WHAT TO DO: Your task is to copy every line of this material exactly.

[Saved entries]
** begin **
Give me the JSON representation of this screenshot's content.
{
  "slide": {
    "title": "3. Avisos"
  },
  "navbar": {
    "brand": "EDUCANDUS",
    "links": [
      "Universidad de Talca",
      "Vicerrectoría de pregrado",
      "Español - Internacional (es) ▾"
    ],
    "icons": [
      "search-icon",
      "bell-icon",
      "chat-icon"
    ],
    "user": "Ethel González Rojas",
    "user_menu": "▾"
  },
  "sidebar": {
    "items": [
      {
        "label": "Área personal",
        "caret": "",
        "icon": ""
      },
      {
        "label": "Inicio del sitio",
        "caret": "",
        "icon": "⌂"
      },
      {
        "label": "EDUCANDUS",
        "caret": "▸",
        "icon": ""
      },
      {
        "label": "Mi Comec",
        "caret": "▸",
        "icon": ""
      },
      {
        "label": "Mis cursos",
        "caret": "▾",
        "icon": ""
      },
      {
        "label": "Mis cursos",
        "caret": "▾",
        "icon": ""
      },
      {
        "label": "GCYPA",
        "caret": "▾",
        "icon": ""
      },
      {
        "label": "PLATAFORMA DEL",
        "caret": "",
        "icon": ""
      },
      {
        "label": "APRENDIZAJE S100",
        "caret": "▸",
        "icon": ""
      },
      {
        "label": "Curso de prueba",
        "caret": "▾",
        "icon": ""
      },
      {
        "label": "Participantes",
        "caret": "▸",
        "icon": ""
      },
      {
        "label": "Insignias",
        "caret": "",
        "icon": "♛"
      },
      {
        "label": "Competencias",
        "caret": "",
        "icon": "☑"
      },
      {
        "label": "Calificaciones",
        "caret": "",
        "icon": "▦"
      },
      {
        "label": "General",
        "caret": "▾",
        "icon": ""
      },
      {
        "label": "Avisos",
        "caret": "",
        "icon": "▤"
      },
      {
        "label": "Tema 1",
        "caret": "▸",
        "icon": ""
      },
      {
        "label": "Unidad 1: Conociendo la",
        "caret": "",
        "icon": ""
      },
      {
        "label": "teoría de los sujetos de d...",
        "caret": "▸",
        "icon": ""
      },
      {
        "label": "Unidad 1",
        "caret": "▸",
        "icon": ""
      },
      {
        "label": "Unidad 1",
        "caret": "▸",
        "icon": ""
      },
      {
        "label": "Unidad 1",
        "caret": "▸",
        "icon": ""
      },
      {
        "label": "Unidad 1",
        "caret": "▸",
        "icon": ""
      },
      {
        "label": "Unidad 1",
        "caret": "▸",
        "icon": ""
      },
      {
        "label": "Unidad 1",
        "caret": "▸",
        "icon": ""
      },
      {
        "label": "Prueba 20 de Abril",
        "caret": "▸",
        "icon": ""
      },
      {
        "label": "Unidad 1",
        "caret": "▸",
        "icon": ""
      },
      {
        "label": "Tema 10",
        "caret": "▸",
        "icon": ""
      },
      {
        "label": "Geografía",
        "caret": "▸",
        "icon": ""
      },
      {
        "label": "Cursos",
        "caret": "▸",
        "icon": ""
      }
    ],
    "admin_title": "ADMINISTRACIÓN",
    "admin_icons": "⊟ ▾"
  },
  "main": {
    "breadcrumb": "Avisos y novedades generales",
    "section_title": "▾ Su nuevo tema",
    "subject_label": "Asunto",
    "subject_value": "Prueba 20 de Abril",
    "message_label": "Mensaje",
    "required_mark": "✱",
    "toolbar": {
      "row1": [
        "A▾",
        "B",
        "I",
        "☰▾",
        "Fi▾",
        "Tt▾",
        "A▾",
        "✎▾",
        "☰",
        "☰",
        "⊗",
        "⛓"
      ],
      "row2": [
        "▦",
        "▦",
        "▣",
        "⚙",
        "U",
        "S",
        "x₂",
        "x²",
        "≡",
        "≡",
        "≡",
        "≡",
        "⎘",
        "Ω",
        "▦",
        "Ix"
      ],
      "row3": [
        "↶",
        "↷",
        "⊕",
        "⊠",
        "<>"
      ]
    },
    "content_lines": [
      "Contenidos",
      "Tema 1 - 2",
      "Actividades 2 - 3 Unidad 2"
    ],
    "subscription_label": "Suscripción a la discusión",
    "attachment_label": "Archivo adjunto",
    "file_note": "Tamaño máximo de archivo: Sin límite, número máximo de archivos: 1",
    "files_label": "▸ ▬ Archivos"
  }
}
** end **
TASK SOLUTION:
Give me the JSON representation of this screenshot's content.
{
  "slide": {
    "title": "3. Avisos"
  },
  "navbar": {
    "brand": "EDUCANDUS",
    "links": [
      "Universidad de Talca",
      "Vicerrectoría de pregrado",
      "Español - Internacional (es) ▾"
    ],
    "icons": [
      "search-icon",
      "bell-icon",
      "chat-icon"
    ],
    "user": "Ethel González Rojas",
    "user_menu": "▾"
  },
  "sidebar": {
    "items": [
      {
        "label": "Área personal",
        "caret": "",
        "icon": ""
      },
      {
        "label": "Inicio del sitio",
        "caret": "",
        "icon": "⌂"
      },
      {
        "label": "EDUCANDUS",
        "caret": "▸",
        "icon": ""
      },
      {
        "label": "Mi Comec",
        "caret": "▸",
        "icon": ""
      },
      {
        "label": "Mis cursos",
        "caret": "▾",
        "icon": ""
      },
      {
        "label": "Mis cursos",
        "caret": "▾",
        "icon": ""
      },
      {
        "label": "GCYPA",
        "caret": "▾",
        "icon": ""
      },
      {
        "label": "PLATAFORMA DEL",
        "caret": "",
        "icon": ""
      },
      {
        "label": "APRENDIZAJE S100",
        "caret": "▸",
        "icon": ""
      },
      {
        "label": "Curso de prueba",
        "caret": "▾",
        "icon": ""
      },
      {
        "label": "Participantes",
        "caret": "▸",
        "icon": ""
      },
      {
        "label": "Insignias",
        "caret": "",
        "icon": "♛"
      },
      {
        "label": "Competencias",
        "caret": "",
        "icon": "☑"
      },
      {
        "label": "Calificaciones",
        "caret": "",
        "icon": "▦"
      },
      {
        "label": "General",
        "caret": "▾",
        "icon": ""
      },
      {
        "label": "Avisos",
        "caret": "",
        "icon": "▤"
      },
      {
        "label": "Tema 1",
        "caret": "▸",
        "icon": ""
      },
      {
        "label": "Unidad 1: Conociendo la",
        "caret": "",
        "icon": ""
      },
      {
        "label": "teoría de los sujetos de d...",
        "caret": "▸",
        "icon": ""
      },
      {
        "label": "Unidad 1",
        "caret": "▸",
        "icon": ""
      },
      {
        "label": "Unidad 1",
        "caret": "▸",
        "icon": ""
      },
      {
        "label": "Unidad 1",
        "caret": "▸",
        "icon": ""
      },
      {
        "label": "Unidad 1",
        "caret": "▸",
        "icon": ""
      },
      {
        "label": "Unidad 1",
        "caret": "▸",
        "icon": ""
      },
      {
        "label": "Unidad 1",
        "caret": "▸",
        "icon": ""
      },
      {
        "label": "Prueba 20 de Abril",
        "caret": "▸",
        "icon": ""
      },
      {
        "label": "Unidad 1",
        "caret": "▸",
        "icon": ""
      },
      {
        "label": "Tema 10",
        "caret": "▸",
        "icon": ""
      },
      {
        "label": "Geografía",
        "caret": "▸",
        "icon": ""
      },
      {
        "label": "Cursos",
        "caret": "▸",
        "icon": ""
      }
    ],
    "admin_title": "ADMINISTRACIÓN",
    "admin_icons": "⊟ ▾"
  },
  "main": {
    "breadcrumb": "Avisos y novedades generales",
    "section_title": "▾ Su nuevo tema",
    "subject_label": "Asunto",
    "subject_value": "Prueba 20 de Abril",
    "message_label": "Mensaje",
    "required_mark": "✱",
    "toolbar": {
      "row1": [
        "A▾",
        "B",
        "I",
        "☰▾",
        "Fi▾",
        "Tt▾",
        "A▾",
        "✎▾",
        "☰",
        "☰",
        "⊗",
        "⛓"
      ],
      "row2": [
        "▦",
        "▦",
        "▣",
        "⚙",
        "U",
        "S",
        "x₂",
        "x²",
        "≡",
        "≡",
        "≡",
        "≡",
        "⎘",
        "Ω",
        "▦",
        "Ix"
      ],
      "row3": [
        "↶",
        "↷",
        "⊕",
        "⊠",
        "<>"
      ]
    },
    "content_lines": [
      "Contenidos",
      "Tema 1 - 2",
      "Actividades 2 - 3 Unidad 2"
    ],
    "subscription_label": "Suscripción a la discusión",
    "attachment_label": "Archivo adjunto",
    "file_note": "Tamaño máximo de archivo: Sin límite, número máximo de archivos: 1",
    "files_label": "▸ ▬ Archivos"
  }
}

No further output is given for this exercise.